_SHORT EXERCISE_. Collect each line of the entries that holds the string "will".

——————————

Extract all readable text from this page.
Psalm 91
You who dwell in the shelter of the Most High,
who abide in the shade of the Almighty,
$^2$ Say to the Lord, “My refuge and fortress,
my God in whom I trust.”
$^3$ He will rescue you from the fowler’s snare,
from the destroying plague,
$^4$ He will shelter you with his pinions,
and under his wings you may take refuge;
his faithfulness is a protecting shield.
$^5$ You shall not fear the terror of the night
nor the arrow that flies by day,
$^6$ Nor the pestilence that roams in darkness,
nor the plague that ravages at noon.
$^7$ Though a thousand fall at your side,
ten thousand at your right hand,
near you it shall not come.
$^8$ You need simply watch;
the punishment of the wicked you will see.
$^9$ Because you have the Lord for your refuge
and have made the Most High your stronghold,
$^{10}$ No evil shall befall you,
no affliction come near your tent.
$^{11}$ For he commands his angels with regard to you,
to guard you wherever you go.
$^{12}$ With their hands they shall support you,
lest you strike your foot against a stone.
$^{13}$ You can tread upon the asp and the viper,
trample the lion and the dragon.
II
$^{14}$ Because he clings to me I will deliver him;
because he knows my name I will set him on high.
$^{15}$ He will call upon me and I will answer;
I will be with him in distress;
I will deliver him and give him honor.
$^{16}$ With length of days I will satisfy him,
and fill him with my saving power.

——————————

_SOLUTION FOR THIS TASK_.
$^3$ He will rescue you from the fowler’s snare,
$^4$ He will shelter you with his pinions,
the punishment of the wicked you will see.
$^{14}$ Because he clings to me I will deliver him;
because he knows my name I will set him on high.
$^{15}$ He will call upon me and I will answer;
I will be with him in distress;
I will deliver him and give him honor.
$^{16}$ With length of days I will satisfy him,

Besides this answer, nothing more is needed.